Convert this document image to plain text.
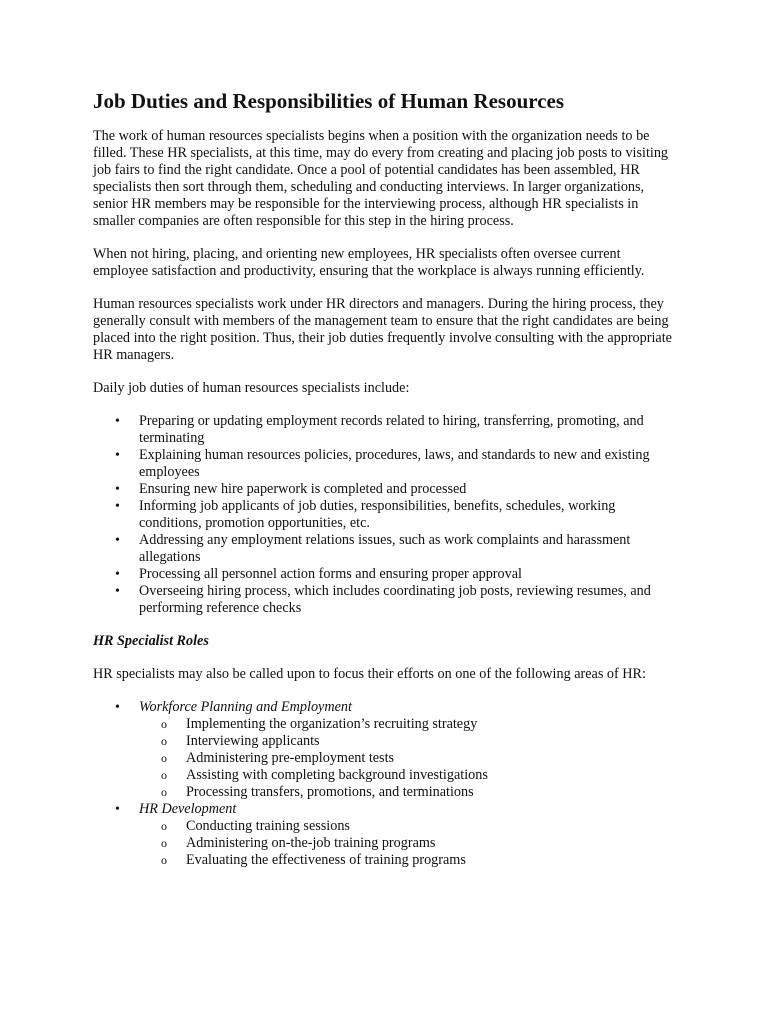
Job Duties and Responsibilities of Human Resources

The work of human resources specialists begins when a position with the organization needs to be filled. These HR specialists, at this time, may do every from creating and placing job posts to visiting job fairs to find the right candidate. Once a pool of potential candidates has been assembled, HR specialists then sort through them, scheduling and conducting interviews. In larger organizations, senior HR members may be responsible for the interviewing process, although HR specialists in smaller companies are often responsible for this step in the hiring process.

When not hiring, placing, and orienting new employees, HR specialists often oversee current employee satisfaction and productivity, ensuring that the workplace is always running efficiently.

Human resources specialists work under HR directors and managers. During the hiring process, they generally consult with members of the management team to ensure that the right candidates are being placed into the right position. Thus, their job duties frequently involve consulting with the appropriate HR managers.

Daily job duties of human resources specialists include:

• Preparing or updating employment records related to hiring, transferring, promoting, and terminating
• Explaining human resources policies, procedures, laws, and standards to new and existing employees
• Ensuring new hire paperwork is completed and processed
• Informing job applicants of job duties, responsibilities, benefits, schedules, working conditions, promotion opportunities, etc.
• Addressing any employment relations issues, such as work complaints and harassment allegations
• Processing all personnel action forms and ensuring proper approval
• Overseeing hiring process, which includes coordinating job posts, reviewing resumes, and performing reference checks
HR Specialist Roles

HR specialists may also be called upon to focus their efforts on one of the following areas of HR:

• Workforce Planning and Employment
o Implementing the organization’s recruiting strategy
o Interviewing applicants
o Administering pre-employment tests
o Assisting with completing background investigations
o Processing transfers, promotions, and terminations
• HR Development
o Conducting training sessions
o Administering on-the-job training programs
o Evaluating the effectiveness of training programs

Objective: Write out the entries above word for word. Do not include the pictures.

Written reply:
Convert this document image to plain text.
Job Duties and Responsibilities of Human Resources

The work of human resources specialists begins when a position with the organization needs to be filled. These HR specialists, at this time, may do every from creating and placing job posts to visiting job fairs to find the right candidate. Once a pool of potential candidates has been assembled, HR specialists then sort through them, scheduling and conducting interviews. In larger organizations, senior HR members may be responsible for the interviewing process, although HR specialists in smaller companies are often responsible for this step in the hiring process.

When not hiring, placing, and orienting new employees, HR specialists often oversee current employee satisfaction and productivity, ensuring that the workplace is always running efficiently.

Human resources specialists work under HR directors and managers. During the hiring process, they generally consult with members of the management team to ensure that the right candidates are being placed into the right position. Thus, their job duties frequently involve consulting with the appropriate HR managers.

Daily job duties of human resources specialists include:

• Preparing or updating employment records related to hiring, transferring, promoting, and terminating
• Explaining human resources policies, procedures, laws, and standards to new and existing employees
• Ensuring new hire paperwork is completed and processed
• Informing job applicants of job duties, responsibilities, benefits, schedules, working conditions, promotion opportunities, etc.
• Addressing any employment relations issues, such as work complaints and harassment allegations
• Processing all personnel action forms and ensuring proper approval
• Overseeing hiring process, which includes coordinating job posts, reviewing resumes, and performing reference checks
HR Specialist Roles

HR specialists may also be called upon to focus their efforts on one of the following areas of HR:

• Workforce Planning and Employment
o Implementing the organization’s recruiting strategy
o Interviewing applicants
o Administering pre-employment tests
o Assisting with completing background investigations
o Processing transfers, promotions, and terminations
• HR Development
o Conducting training sessions
o Administering on-the-job training programs
o Evaluating the effectiveness of training programs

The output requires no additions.